+++ Input material +++
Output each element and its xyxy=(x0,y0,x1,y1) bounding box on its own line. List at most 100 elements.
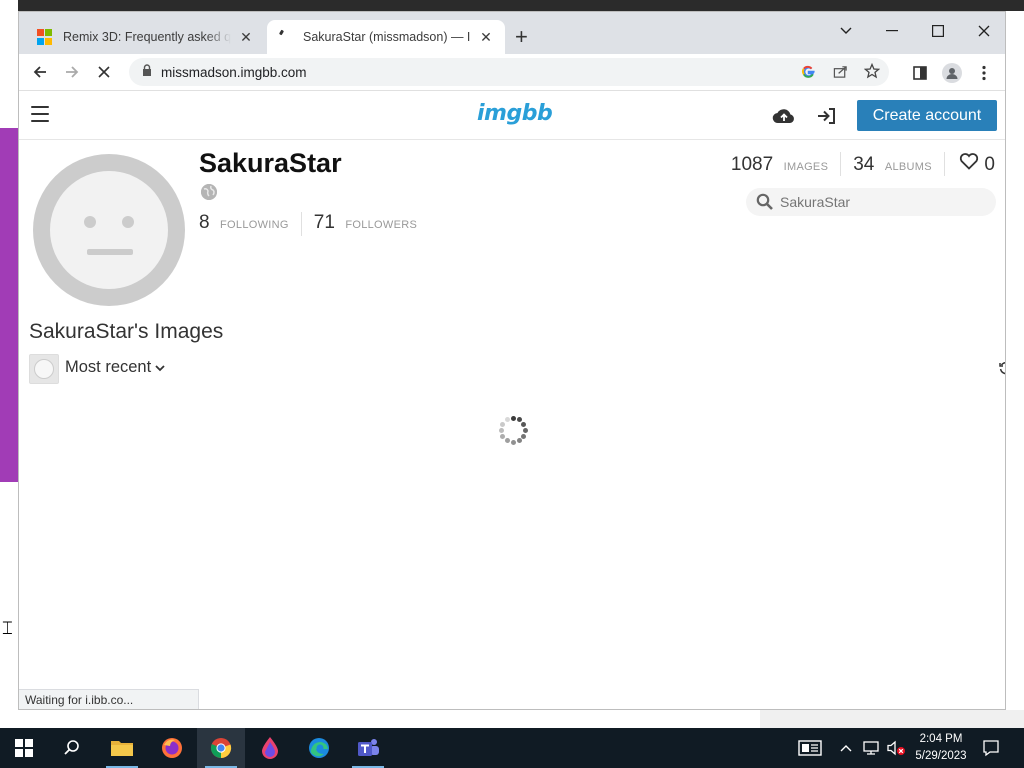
firefox-button[interactable] xyxy=(148,728,196,768)
firefox-icon xyxy=(162,738,182,758)
images-label: IMAGES xyxy=(783,161,829,173)
following-label: FOLLOWING xyxy=(220,219,289,231)
close-window-button[interactable] xyxy=(961,16,1005,46)
images-count: 1087 xyxy=(730,154,774,175)
back-button[interactable] xyxy=(27,60,53,84)
browser-menu-button[interactable] xyxy=(973,62,995,84)
search-button[interactable] xyxy=(48,728,96,768)
create-account-button[interactable]: Create account xyxy=(857,100,997,131)
spinner-dot xyxy=(522,427,528,433)
chrome-button[interactable] xyxy=(197,728,245,768)
neutral-face-icon xyxy=(34,359,54,379)
site-header: imgbb Create account xyxy=(19,92,1005,140)
new-tab-button[interactable]: + xyxy=(515,24,528,50)
images-link[interactable]: 1087 IMAGES xyxy=(731,154,828,176)
taskbar-clock[interactable]: 2:04 PM 5/29/2023 xyxy=(908,731,974,765)
paint-app-button[interactable] xyxy=(246,728,294,768)
profile-button[interactable] xyxy=(941,62,963,84)
divider xyxy=(943,152,945,176)
tab-remix-3d[interactable]: Remix 3D: Frequently asked ques ✕ xyxy=(27,20,265,54)
albums-link[interactable]: 34 ALBUMS xyxy=(853,154,932,176)
volume-muted-icon[interactable] xyxy=(886,728,906,768)
sort-dropdown[interactable]: Most recent xyxy=(65,358,1005,377)
news-widget-icon[interactable] xyxy=(798,728,822,768)
status-bar: Waiting for i.ibb.co... xyxy=(19,689,199,709)
tab-search-button[interactable] xyxy=(823,16,869,46)
likes-count: 0 xyxy=(984,154,995,175)
clock-time: 2:04 PM xyxy=(919,733,963,745)
browser-window: Remix 3D: Frequently asked ques ✕ Sakura… xyxy=(18,11,1006,710)
profile-avatar-icon xyxy=(942,63,962,83)
profile-search[interactable] xyxy=(746,188,996,216)
arrow-left-icon xyxy=(33,66,46,78)
tab-title: Remix 3D: Frequently asked ques xyxy=(63,30,231,44)
spinner-dot xyxy=(500,433,506,439)
chevron-down-icon xyxy=(155,361,165,375)
loading-icon xyxy=(277,29,293,45)
edge-icon xyxy=(309,738,329,758)
teams-button[interactable] xyxy=(344,728,392,768)
side-panel-icon[interactable] xyxy=(909,62,931,84)
file-explorer-button[interactable] xyxy=(98,728,146,768)
search-icon xyxy=(64,740,79,755)
notifications-icon[interactable] xyxy=(982,728,1000,768)
microsoft-logo-icon xyxy=(37,29,53,45)
heart-icon xyxy=(959,153,985,175)
chrome-icon xyxy=(210,738,232,759)
spinner-dot xyxy=(510,439,516,445)
text-cursor-icon: ⌶ xyxy=(2,618,13,638)
droplet-icon xyxy=(262,737,278,759)
lock-icon xyxy=(133,63,161,81)
spinner-dot xyxy=(504,437,510,443)
spinner-dot xyxy=(510,415,516,421)
desktop-corner-letter: U xyxy=(2,10,12,25)
stop-loading-button[interactable] xyxy=(91,60,117,84)
edge-button[interactable] xyxy=(295,728,343,768)
spinner-dot xyxy=(520,433,526,439)
user-thumbnail[interactable] xyxy=(29,354,59,384)
sign-in-icon[interactable] xyxy=(813,104,839,128)
desktop-background-panel xyxy=(760,710,1024,728)
maximize-button[interactable] xyxy=(915,16,961,46)
likes-link[interactable]: 0 xyxy=(957,152,995,176)
maximize-icon xyxy=(932,25,944,37)
forward-button[interactable] xyxy=(59,60,85,84)
spinner-dot xyxy=(520,421,526,427)
sort-label: Most recent xyxy=(65,358,152,376)
start-button[interactable] xyxy=(0,728,48,768)
search-icon xyxy=(750,193,780,211)
chevron-up-icon[interactable] xyxy=(840,728,852,768)
teams-icon xyxy=(358,739,379,756)
desktop-top-strip xyxy=(0,0,1024,11)
close-icon xyxy=(978,25,990,37)
minimize-button[interactable] xyxy=(869,16,915,46)
imgbb-logo[interactable]: imgbb xyxy=(477,101,553,126)
spinner-dot xyxy=(498,427,504,433)
minimize-icon xyxy=(886,30,898,32)
images-section-title: SakuraStar's Images xyxy=(29,320,224,343)
desktop-background-window xyxy=(0,128,18,482)
share-icon[interactable] xyxy=(831,62,849,80)
tab-close-icon[interactable]: ✕ xyxy=(477,29,495,46)
spinner-dot xyxy=(500,421,506,427)
tab-close-icon[interactable]: ✕ xyxy=(237,29,255,46)
tab-sakurastar[interactable]: SakuraStar (missmadson) — Img ✕ xyxy=(267,20,505,54)
star-icon[interactable] xyxy=(863,62,881,80)
followers-count: 71 xyxy=(313,212,335,233)
chevron-down-icon xyxy=(840,27,852,34)
follow-stats: 8 FOLLOWING 71 FOLLOWERS xyxy=(199,212,417,236)
profile-username[interactable]: SakuraStar xyxy=(199,148,342,179)
followers-link[interactable]: 71 FOLLOWERS xyxy=(314,212,417,234)
following-link[interactable]: 8 FOLLOWING xyxy=(199,212,289,234)
browser-toolbar: missmadson.imgbb.com xyxy=(19,54,1005,91)
search-input[interactable] xyxy=(780,194,980,210)
spinner-dot xyxy=(516,437,522,443)
tab-strip: Remix 3D: Frequently asked ques ✕ Sakura… xyxy=(19,12,1005,54)
google-icon[interactable] xyxy=(799,62,817,80)
network-icon[interactable] xyxy=(862,728,880,768)
hamburger-menu-icon[interactable] xyxy=(31,106,49,122)
loading-spinner-icon xyxy=(497,414,529,446)
address-bar[interactable]: missmadson.imgbb.com xyxy=(129,58,889,86)
globe-icon xyxy=(201,184,217,200)
upload-cloud-icon[interactable] xyxy=(771,104,797,128)
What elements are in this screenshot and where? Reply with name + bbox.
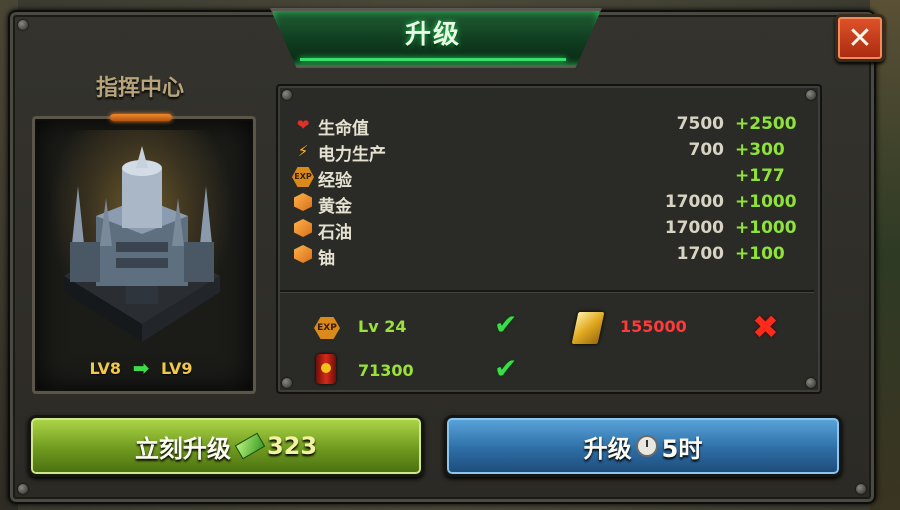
stat-label: 生命值 bbox=[318, 119, 369, 139]
stat-value: 700 bbox=[688, 140, 725, 160]
instant-upgrade-button[interactable]: 立刻升级 323 bbox=[28, 415, 424, 477]
uranium-resource-icon bbox=[294, 245, 312, 263]
stat-label: 经验 bbox=[318, 171, 352, 191]
upgrade-button[interactable]: 升级 5时 bbox=[444, 415, 842, 477]
level-requirement: Lv 24 bbox=[358, 317, 407, 336]
stat-value: 17000 bbox=[664, 192, 724, 212]
instant-upgrade-label: 立刻升级 bbox=[134, 434, 231, 463]
stopwatch-icon bbox=[635, 435, 658, 457]
stat-label: 黄金 bbox=[318, 197, 352, 217]
check-icon: ✔ bbox=[494, 308, 518, 341]
title-glow bbox=[300, 58, 566, 61]
card-tab bbox=[110, 114, 172, 121]
level-from: LV8 bbox=[89, 359, 122, 378]
rivet bbox=[282, 378, 292, 388]
arrow-right-icon: ➡ bbox=[132, 356, 150, 380]
stat-row-power: ⚡ 电力生产 700 +300 bbox=[292, 139, 802, 165]
rivet bbox=[806, 90, 816, 100]
instant-upgrade-cost: 323 bbox=[266, 432, 318, 460]
close-icon: ✕ bbox=[847, 20, 873, 56]
heart-icon: ❤ bbox=[296, 116, 310, 134]
stat-label: 石油 bbox=[318, 223, 352, 243]
oil-requirement: 71300 bbox=[358, 361, 414, 380]
rivet bbox=[806, 378, 816, 388]
stat-label: 铀 bbox=[318, 249, 335, 269]
stats-divider bbox=[280, 290, 814, 292]
close-button[interactable]: ✕ bbox=[835, 14, 885, 62]
stat-row-hp: ❤ 生命值 7500 +2500 bbox=[292, 113, 802, 139]
stat-increase: +177 bbox=[735, 166, 785, 186]
upgrade-label: 升级 bbox=[583, 434, 632, 463]
oil-resource-icon bbox=[294, 219, 312, 237]
stat-value: 17000 bbox=[664, 218, 724, 238]
stat-label: 电力生产 bbox=[318, 145, 386, 165]
cross-icon: ✖ bbox=[752, 308, 779, 346]
stat-increase: +100 bbox=[735, 244, 785, 264]
level-to: LV9 bbox=[160, 359, 193, 378]
building-name: 指挥中心 bbox=[95, 76, 184, 101]
stat-increase: +300 bbox=[735, 140, 785, 160]
gold-requirement: 155000 bbox=[620, 317, 687, 336]
stat-row-oil: 石油 17000 +1000 bbox=[292, 217, 802, 243]
gold-resource-icon bbox=[294, 193, 312, 211]
exp-icon: EXP bbox=[292, 167, 314, 187]
stat-row-uranium: 铀 1700 +100 bbox=[292, 243, 802, 269]
level-change: LV8 ➡ LV9 bbox=[32, 356, 250, 380]
upgrade-time: 5时 bbox=[661, 434, 703, 463]
stat-value: 1700 bbox=[676, 244, 724, 264]
oil-barrel-icon bbox=[316, 354, 336, 384]
rivet bbox=[18, 484, 28, 494]
command-center-building-image bbox=[64, 146, 220, 342]
stat-value: 7500 bbox=[676, 114, 724, 134]
stat-row-gold: 黄金 17000 +1000 bbox=[292, 191, 802, 217]
rivet bbox=[282, 90, 292, 100]
check-icon: ✔ bbox=[494, 352, 518, 385]
cash-icon bbox=[234, 432, 266, 460]
stat-increase: +2500 bbox=[735, 114, 797, 134]
dialog-title: 升级 bbox=[404, 20, 461, 50]
stat-increase: +1000 bbox=[735, 192, 797, 212]
stat-row-exp: EXP 经验 +177 bbox=[292, 165, 802, 191]
stat-increase: +1000 bbox=[735, 218, 797, 238]
rivet bbox=[856, 484, 866, 494]
rivet bbox=[18, 20, 28, 30]
lightning-icon: ⚡ bbox=[297, 142, 309, 160]
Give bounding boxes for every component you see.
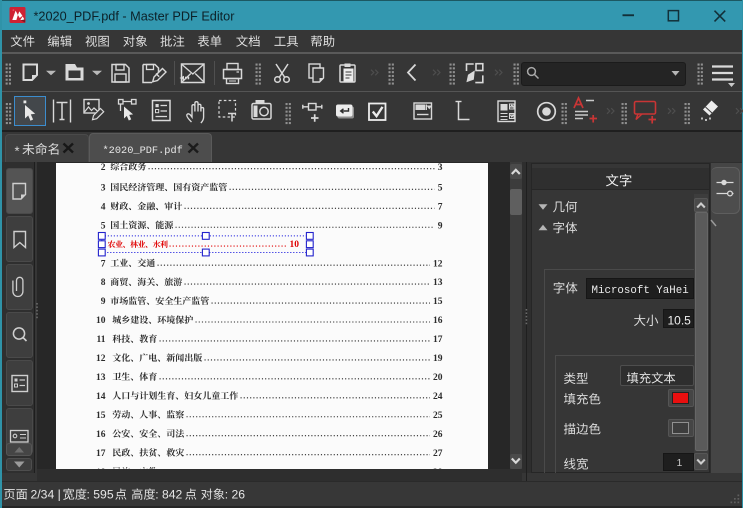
svg-text:20: 20 [433, 373, 443, 383]
svg-text:13: 13 [433, 278, 443, 288]
svg-text:10: 10 [290, 240, 300, 250]
svg-text:1: 1 [677, 457, 683, 469]
svg-text:12: 12 [96, 354, 106, 364]
svg-text:25: 25 [433, 411, 443, 421]
svg-text:12: 12 [433, 259, 443, 269]
svg-text:16: 16 [433, 316, 443, 326]
svg-text:5: 5 [438, 183, 443, 193]
svg-text:18: 18 [96, 468, 106, 478]
svg-text:3: 3 [438, 163, 443, 173]
svg-text:14: 14 [96, 392, 106, 402]
svg-text:24: 24 [433, 392, 443, 402]
svg-text:17: 17 [433, 335, 443, 345]
svg-text:2/34 |: 2/34 | [31, 488, 61, 502]
svg-text:*2020_PDF.pdf: *2020_PDF.pdf [103, 145, 183, 157]
svg-text:2: 2 [101, 163, 106, 173]
svg-text:: 595: : 595 [87, 488, 114, 502]
svg-text:15: 15 [433, 297, 443, 307]
svg-text:*: * [15, 144, 20, 159]
svg-text:27: 27 [433, 449, 443, 459]
svg-text:Microsoft YaHei: Microsoft YaHei [592, 285, 689, 297]
svg-text:7: 7 [438, 202, 443, 212]
svg-text:13: 13 [96, 373, 106, 383]
svg-text:3: 3 [101, 183, 106, 193]
svg-text:11: 11 [97, 335, 106, 345]
svg-text:15: 15 [96, 411, 106, 421]
svg-text:8: 8 [101, 278, 106, 288]
svg-text:26: 26 [433, 430, 443, 440]
svg-text:7: 7 [101, 259, 106, 269]
svg-text:*2020_PDF.pdf - Master PDF Edi: *2020_PDF.pdf - Master PDF Editor [34, 9, 236, 23]
svg-text:28: 28 [433, 468, 443, 478]
svg-text:: 842: : 842 [155, 488, 182, 502]
svg-text:9: 9 [438, 221, 443, 231]
svg-text:16: 16 [96, 430, 106, 440]
svg-text:5: 5 [101, 221, 106, 231]
svg-text:9: 9 [101, 297, 106, 307]
svg-text:: 26: : 26 [225, 488, 246, 502]
svg-text:10.5: 10.5 [668, 314, 692, 328]
svg-text:10: 10 [96, 316, 106, 326]
svg-text:19: 19 [433, 354, 443, 364]
svg-text:17: 17 [96, 449, 106, 459]
svg-text:4: 4 [101, 202, 106, 212]
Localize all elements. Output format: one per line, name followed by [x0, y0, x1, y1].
+++
• Task directions: Rewrite the lines from the one with "stat-label: 生命值 bbox=[318, 119, 369, 139]" through the one with "card-tab bbox=[110, 114, 172, 121]", substituting "stat-name" for "stat-label" and leaving everything else unchanged.

• Exercise solution:
stat-name: 生命值 bbox=[318, 119, 369, 139]
stat-value: 700 bbox=[688, 140, 725, 160]
instant-upgrade-button[interactable]: 立刻升级 323 bbox=[28, 415, 424, 477]
uranium-resource-icon bbox=[294, 245, 312, 263]
stat-name: 经验 bbox=[318, 171, 352, 191]
upgrade-button[interactable]: 升级 5时 bbox=[444, 415, 842, 477]
level-requirement: Lv 24 bbox=[358, 317, 407, 336]
stat-value: 17000 bbox=[664, 192, 724, 212]
instant-upgrade-label: 立刻升级 bbox=[134, 434, 231, 463]
stopwatch-icon bbox=[635, 435, 658, 457]
stat-name: 黄金 bbox=[318, 197, 352, 217]
check-icon: ✔ bbox=[494, 308, 518, 341]
title-glow bbox=[300, 58, 566, 61]
card-tab bbox=[110, 114, 172, 121]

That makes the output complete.